- **The task**:
Output every line exactly as written. Leave out pictures.

- **Records for processing**:
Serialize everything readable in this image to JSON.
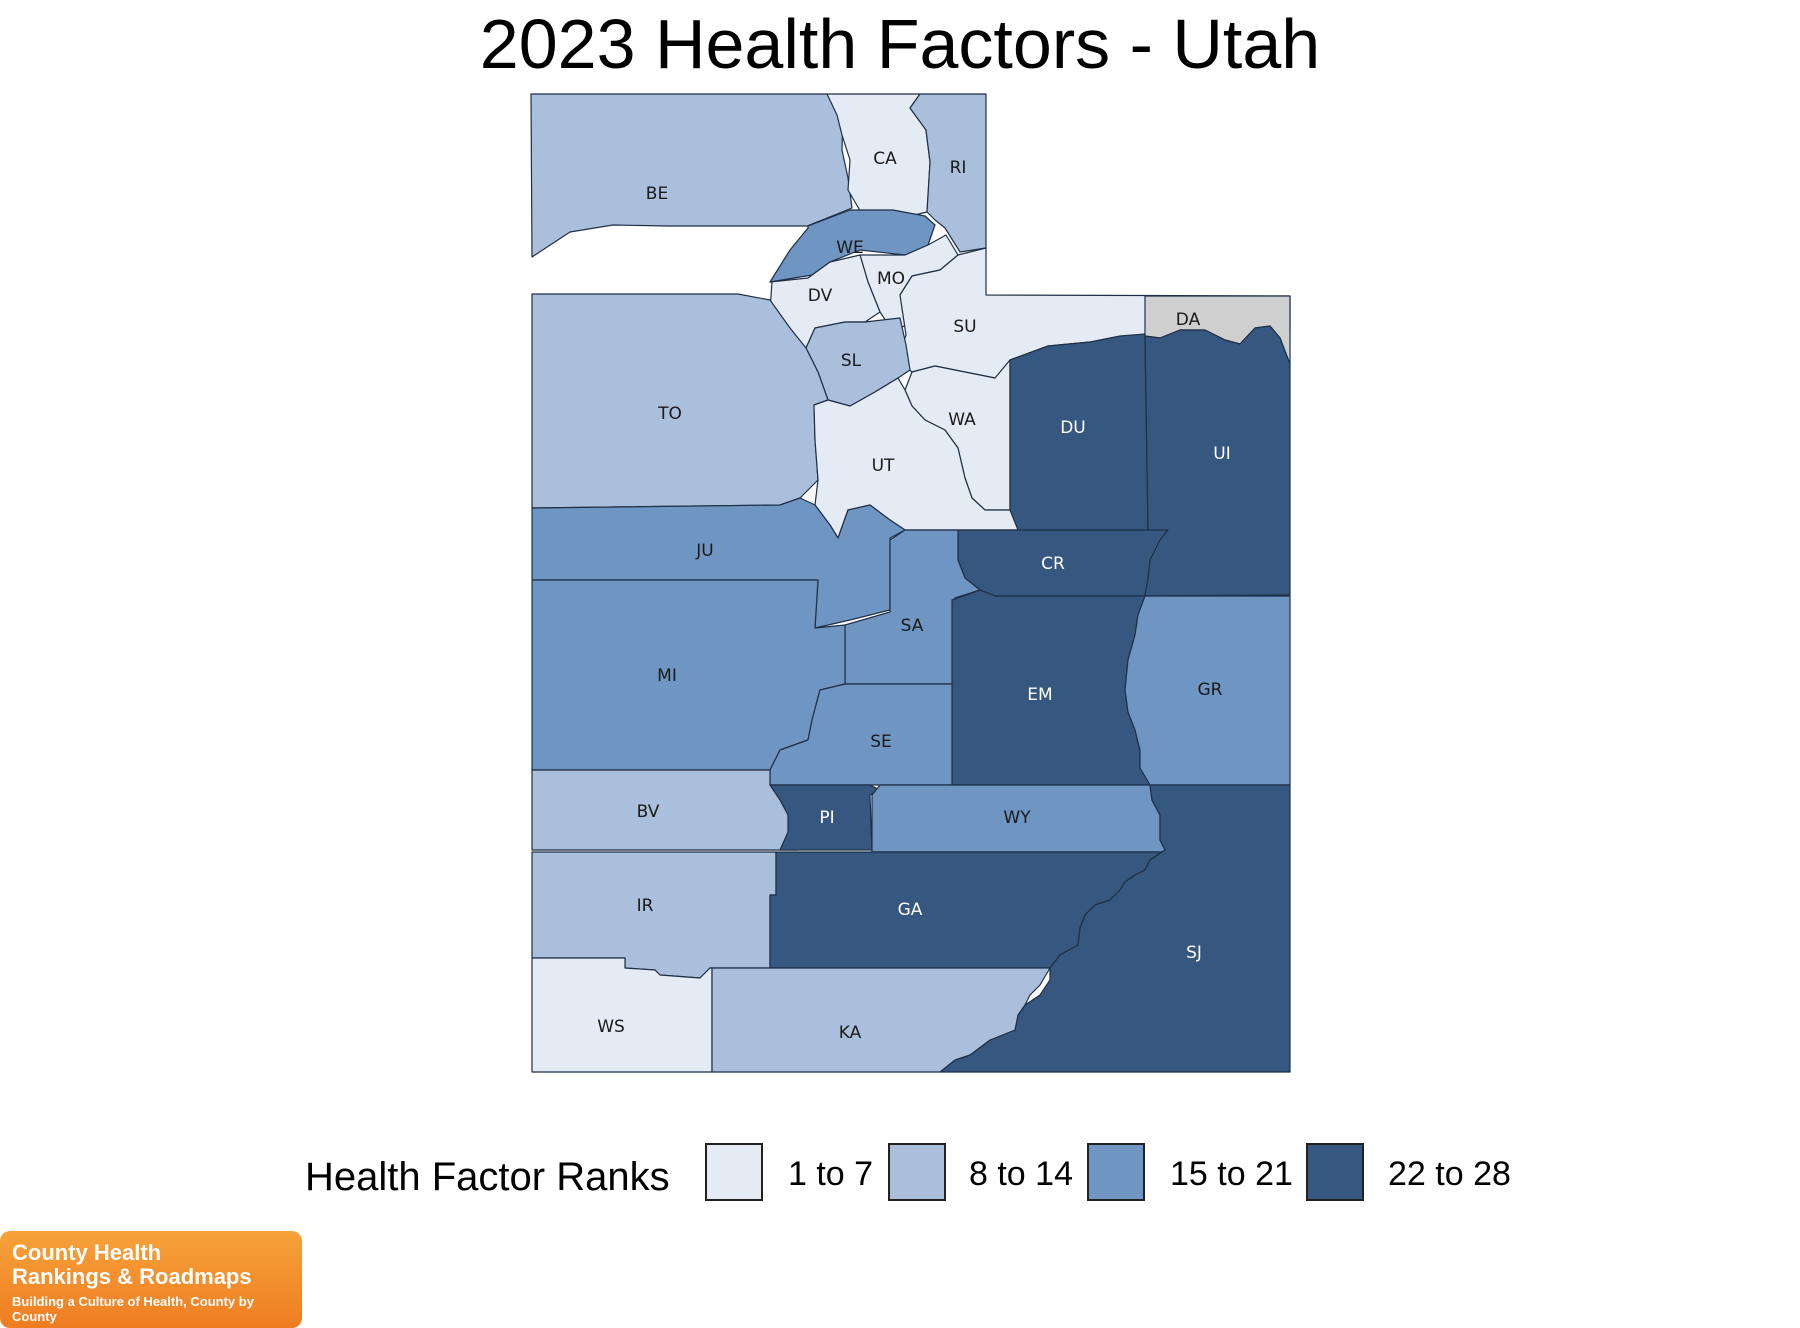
{
  "title": "2023 Health Factors - Utah",
  "colors": {
    "1 to 7": "#e4ebf4",
    "8 to 14": "#aabfdb",
    "15 to 21": "#6f95c3",
    "22 to 28": "#36577f",
    "no data": "#cfcfcf"
  },
  "counties": [
    {
      "abbr": "BE",
      "bucket": "8 to 14"
    },
    {
      "abbr": "CA",
      "bucket": "1 to 7"
    },
    {
      "abbr": "RI",
      "bucket": "8 to 14"
    },
    {
      "abbr": "WE",
      "bucket": "15 to 21"
    },
    {
      "abbr": "MO",
      "bucket": "1 to 7"
    },
    {
      "abbr": "DV",
      "bucket": "1 to 7"
    },
    {
      "abbr": "SU",
      "bucket": "1 to 7"
    },
    {
      "abbr": "DA",
      "bucket": "no data"
    },
    {
      "abbr": "SL",
      "bucket": "8 to 14"
    },
    {
      "abbr": "TO",
      "bucket": "8 to 14"
    },
    {
      "abbr": "WA",
      "bucket": "1 to 7"
    },
    {
      "abbr": "UT",
      "bucket": "1 to 7"
    },
    {
      "abbr": "DU",
      "bucket": "22 to 28"
    },
    {
      "abbr": "UI",
      "bucket": "22 to 28"
    },
    {
      "abbr": "JU",
      "bucket": "15 to 21"
    },
    {
      "abbr": "CR",
      "bucket": "22 to 28"
    },
    {
      "abbr": "SA",
      "bucket": "15 to 21"
    },
    {
      "abbr": "MI",
      "bucket": "15 to 21"
    },
    {
      "abbr": "EM",
      "bucket": "22 to 28"
    },
    {
      "abbr": "GR",
      "bucket": "15 to 21"
    },
    {
      "abbr": "SE",
      "bucket": "15 to 21"
    },
    {
      "abbr": "BV",
      "bucket": "8 to 14"
    },
    {
      "abbr": "PI",
      "bucket": "22 to 28"
    },
    {
      "abbr": "WY",
      "bucket": "15 to 21"
    },
    {
      "abbr": "IR",
      "bucket": "8 to 14"
    },
    {
      "abbr": "GA",
      "bucket": "22 to 28"
    },
    {
      "abbr": "SJ",
      "bucket": "22 to 28"
    },
    {
      "abbr": "WS",
      "bucket": "1 to 7"
    },
    {
      "abbr": "KA",
      "bucket": "8 to 14"
    }
  ],
  "legend": {
    "title": "Health Factor Ranks",
    "items": [
      {
        "label": "1 to 7",
        "color": "#e4ebf4"
      },
      {
        "label": "8 to 14",
        "color": "#aabfdb"
      },
      {
        "label": "15 to 21",
        "color": "#6f95c3"
      },
      {
        "label": "22 to 28",
        "color": "#36577f"
      }
    ]
  },
  "logo": {
    "line1": "County Health",
    "line2": "Rankings & Roadmaps",
    "tagline": "Building a Culture of Health, County by County"
  }
}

- **Exercise output**:
Serialize everything readable in this image to JSON.
{
  "title": "2023 Health Factors - Utah",
  "colors": {
    "1 to 7": "#e4ebf4",
    "8 to 14": "#aabfdb",
    "15 to 21": "#6f95c3",
    "22 to 28": "#36577f",
    "no data": "#cfcfcf"
  },
  "counties": [
    {
      "abbr": "BE",
      "bucket": "8 to 14"
    },
    {
      "abbr": "CA",
      "bucket": "1 to 7"
    },
    {
      "abbr": "RI",
      "bucket": "8 to 14"
    },
    {
      "abbr": "WE",
      "bucket": "15 to 21"
    },
    {
      "abbr": "MO",
      "bucket": "1 to 7"
    },
    {
      "abbr": "DV",
      "bucket": "1 to 7"
    },
    {
      "abbr": "SU",
      "bucket": "1 to 7"
    },
    {
      "abbr": "DA",
      "bucket": "no data"
    },
    {
      "abbr": "SL",
      "bucket": "8 to 14"
    },
    {
      "abbr": "TO",
      "bucket": "8 to 14"
    },
    {
      "abbr": "WA",
      "bucket": "1 to 7"
    },
    {
      "abbr": "UT",
      "bucket": "1 to 7"
    },
    {
      "abbr": "DU",
      "bucket": "22 to 28"
    },
    {
      "abbr": "UI",
      "bucket": "22 to 28"
    },
    {
      "abbr": "JU",
      "bucket": "15 to 21"
    },
    {
      "abbr": "CR",
      "bucket": "22 to 28"
    },
    {
      "abbr": "SA",
      "bucket": "15 to 21"
    },
    {
      "abbr": "MI",
      "bucket": "15 to 21"
    },
    {
      "abbr": "EM",
      "bucket": "22 to 28"
    },
    {
      "abbr": "GR",
      "bucket": "15 to 21"
    },
    {
      "abbr": "SE",
      "bucket": "15 to 21"
    },
    {
      "abbr": "BV",
      "bucket": "8 to 14"
    },
    {
      "abbr": "PI",
      "bucket": "22 to 28"
    },
    {
      "abbr": "WY",
      "bucket": "15 to 21"
    },
    {
      "abbr": "IR",
      "bucket": "8 to 14"
    },
    {
      "abbr": "GA",
      "bucket": "22 to 28"
    },
    {
      "abbr": "SJ",
      "bucket": "22 to 28"
    },
    {
      "abbr": "WS",
      "bucket": "1 to 7"
    },
    {
      "abbr": "KA",
      "bucket": "8 to 14"
    }
  ],
  "legend": {
    "title": "Health Factor Ranks",
    "items": [
      {
        "label": "1 to 7",
        "color": "#e4ebf4"
      },
      {
        "label": "8 to 14",
        "color": "#aabfdb"
      },
      {
        "label": "15 to 21",
        "color": "#6f95c3"
      },
      {
        "label": "22 to 28",
        "color": "#36577f"
      }
    ]
  },
  "logo": {
    "line1": "County Health",
    "line2": "Rankings & Roadmaps",
    "tagline": "Building a Culture of Health, County by County"
  }
}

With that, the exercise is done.